Available records:
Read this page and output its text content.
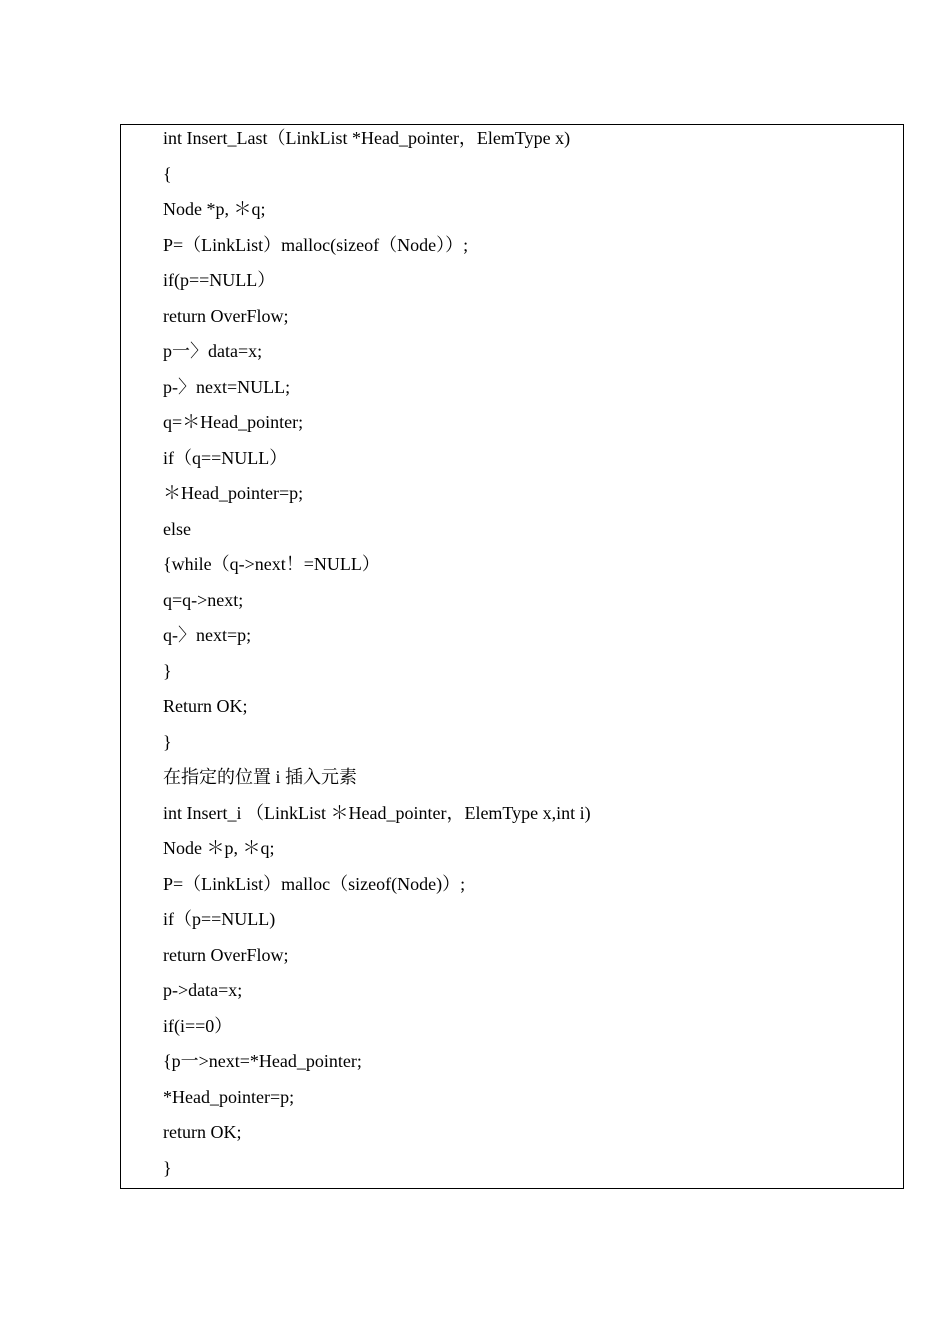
int Insert_Last（LinkList *Head_pointer，ElemType x)
{
Node *p, ＊q;
P=（LinkList）malloc(sizeof（Node））;
if(p==NULL）
return OverFlow;
p一〉data=x;
p-〉next=NULL;
q=＊Head_pointer;
if（q==NULL）
＊Head_pointer=p;
else
{while（q->next！=NULL）
q=q->next;
q-〉next=p;
}
Return OK;
}
在指定的位置 i 插入元素
int Insert_i （LinkList ＊Head_pointer，ElemType x,int i)
Node ＊p, ＊q;
P=（LinkList）malloc（sizeof(Node)）;
if（p==NULL)
return OverFlow;
p->data=x;
if(i==0）
{p一>next=*Head_pointer;
*Head_pointer=p;
return OK;
}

Task description:
Scan the records for the string "malloc". Copy each line in which it appears.

Output of the task:
P=（LinkList）malloc(sizeof（Node））;
P=（LinkList）malloc（sizeof(Node)）;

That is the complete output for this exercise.